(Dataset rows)

------------------------

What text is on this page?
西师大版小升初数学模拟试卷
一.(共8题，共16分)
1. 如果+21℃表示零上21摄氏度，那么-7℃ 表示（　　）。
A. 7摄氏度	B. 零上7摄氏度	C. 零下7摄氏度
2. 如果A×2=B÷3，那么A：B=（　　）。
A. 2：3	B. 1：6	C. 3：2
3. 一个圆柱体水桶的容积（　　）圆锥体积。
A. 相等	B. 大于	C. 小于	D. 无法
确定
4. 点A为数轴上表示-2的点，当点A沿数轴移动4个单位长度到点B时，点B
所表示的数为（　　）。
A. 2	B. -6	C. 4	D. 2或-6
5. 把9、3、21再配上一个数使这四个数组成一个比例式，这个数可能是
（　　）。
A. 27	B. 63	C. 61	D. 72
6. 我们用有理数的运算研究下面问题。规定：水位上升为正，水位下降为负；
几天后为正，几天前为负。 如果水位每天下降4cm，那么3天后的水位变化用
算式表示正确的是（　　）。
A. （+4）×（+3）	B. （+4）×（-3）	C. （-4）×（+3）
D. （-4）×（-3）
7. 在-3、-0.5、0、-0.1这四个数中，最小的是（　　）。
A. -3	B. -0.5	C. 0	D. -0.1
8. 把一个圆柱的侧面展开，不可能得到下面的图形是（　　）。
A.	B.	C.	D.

------------------------

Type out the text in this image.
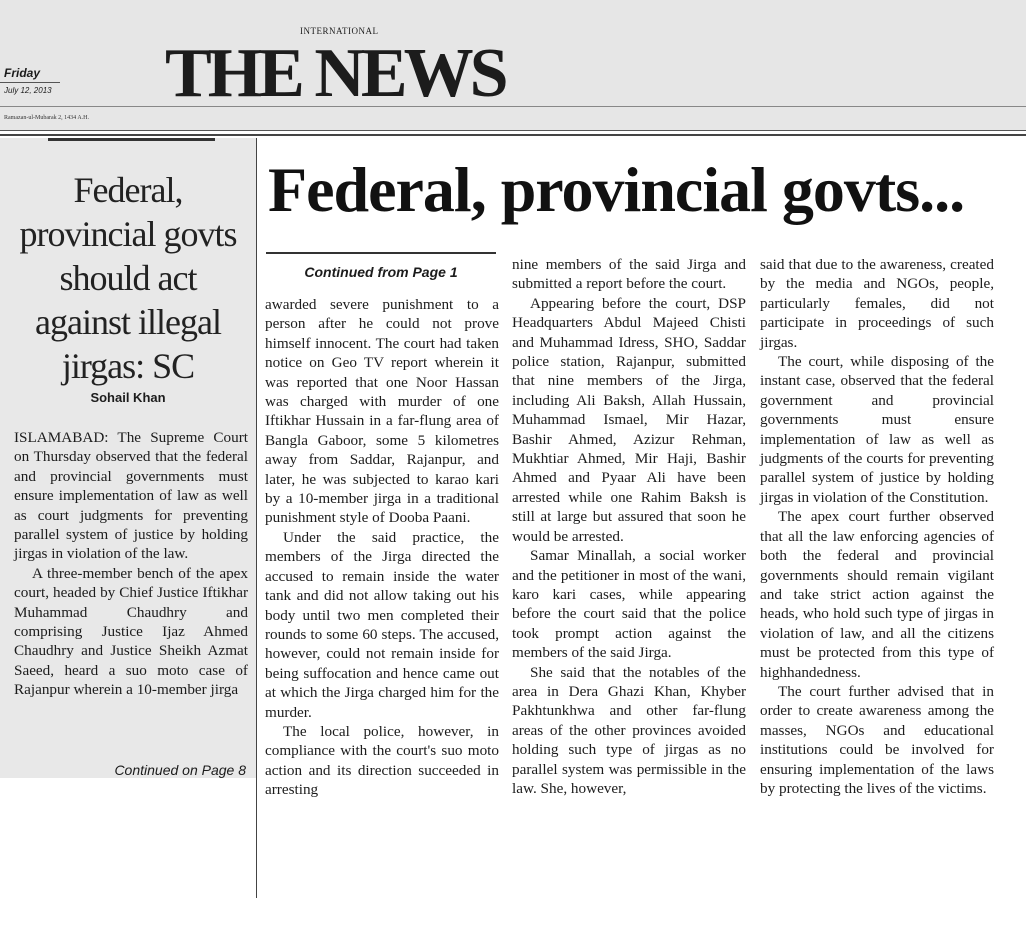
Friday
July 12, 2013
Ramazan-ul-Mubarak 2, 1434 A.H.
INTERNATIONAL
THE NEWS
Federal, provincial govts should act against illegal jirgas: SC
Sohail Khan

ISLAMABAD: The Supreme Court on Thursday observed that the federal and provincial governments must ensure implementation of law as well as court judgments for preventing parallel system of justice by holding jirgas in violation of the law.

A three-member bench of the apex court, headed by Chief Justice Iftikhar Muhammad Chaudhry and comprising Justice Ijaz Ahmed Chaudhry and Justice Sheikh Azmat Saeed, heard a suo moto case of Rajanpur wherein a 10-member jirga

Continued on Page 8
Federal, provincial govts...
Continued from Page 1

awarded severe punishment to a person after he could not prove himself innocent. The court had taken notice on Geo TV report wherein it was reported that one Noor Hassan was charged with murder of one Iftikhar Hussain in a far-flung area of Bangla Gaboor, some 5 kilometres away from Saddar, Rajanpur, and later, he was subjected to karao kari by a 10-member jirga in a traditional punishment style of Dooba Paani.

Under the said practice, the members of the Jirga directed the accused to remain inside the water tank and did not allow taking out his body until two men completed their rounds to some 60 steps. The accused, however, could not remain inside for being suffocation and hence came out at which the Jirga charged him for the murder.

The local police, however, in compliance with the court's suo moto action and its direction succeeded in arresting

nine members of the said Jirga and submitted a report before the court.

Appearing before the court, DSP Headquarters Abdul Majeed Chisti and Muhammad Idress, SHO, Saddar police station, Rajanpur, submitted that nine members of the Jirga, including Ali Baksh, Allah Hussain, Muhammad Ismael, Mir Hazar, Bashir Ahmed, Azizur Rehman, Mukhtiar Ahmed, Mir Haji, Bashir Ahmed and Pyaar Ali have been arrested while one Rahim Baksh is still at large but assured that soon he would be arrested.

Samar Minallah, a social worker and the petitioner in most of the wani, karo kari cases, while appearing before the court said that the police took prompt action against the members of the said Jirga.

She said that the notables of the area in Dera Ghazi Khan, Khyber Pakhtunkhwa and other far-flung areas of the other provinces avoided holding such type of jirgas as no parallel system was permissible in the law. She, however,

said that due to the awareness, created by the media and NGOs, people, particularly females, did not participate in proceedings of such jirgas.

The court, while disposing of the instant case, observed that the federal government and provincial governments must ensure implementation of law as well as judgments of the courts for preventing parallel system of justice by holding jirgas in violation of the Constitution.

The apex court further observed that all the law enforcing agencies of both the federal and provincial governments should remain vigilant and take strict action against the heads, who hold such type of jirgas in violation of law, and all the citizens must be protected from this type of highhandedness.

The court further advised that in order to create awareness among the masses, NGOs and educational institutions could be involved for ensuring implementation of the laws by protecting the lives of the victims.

------------------------

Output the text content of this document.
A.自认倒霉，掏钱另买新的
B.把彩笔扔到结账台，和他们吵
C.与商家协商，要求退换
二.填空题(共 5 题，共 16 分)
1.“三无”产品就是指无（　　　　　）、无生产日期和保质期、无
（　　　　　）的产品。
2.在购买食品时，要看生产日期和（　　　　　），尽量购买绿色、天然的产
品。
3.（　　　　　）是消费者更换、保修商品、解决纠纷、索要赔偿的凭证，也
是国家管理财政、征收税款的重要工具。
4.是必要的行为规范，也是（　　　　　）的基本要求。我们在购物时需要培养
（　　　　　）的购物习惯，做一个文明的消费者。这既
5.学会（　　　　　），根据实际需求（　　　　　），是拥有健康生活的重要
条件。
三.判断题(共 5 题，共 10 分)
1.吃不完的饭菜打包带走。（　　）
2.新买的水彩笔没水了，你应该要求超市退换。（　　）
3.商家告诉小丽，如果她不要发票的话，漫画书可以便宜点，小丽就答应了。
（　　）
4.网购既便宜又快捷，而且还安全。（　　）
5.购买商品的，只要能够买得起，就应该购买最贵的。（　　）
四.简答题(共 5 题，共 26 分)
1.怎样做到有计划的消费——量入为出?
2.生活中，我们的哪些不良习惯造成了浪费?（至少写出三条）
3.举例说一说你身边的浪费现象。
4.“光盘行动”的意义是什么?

------------------------

• SHORT PROBLEM: Scan the listing above. Gather each line that contains the word "judgments".

• RESPONSE BELOW:
ISLAMABAD: The Supreme Court on Thursday observed that the federal and provincial governments must ensure implementation of law as well as court judgments for preventing parallel system of justice by holding jirgas in violation of the law.
The court, while disposing of the instant case, observed that the federal government and provincial governments must ensure implementation of law as well as judgments of the courts for preventing parallel system of justice by holding jirgas in violation of the Constitution.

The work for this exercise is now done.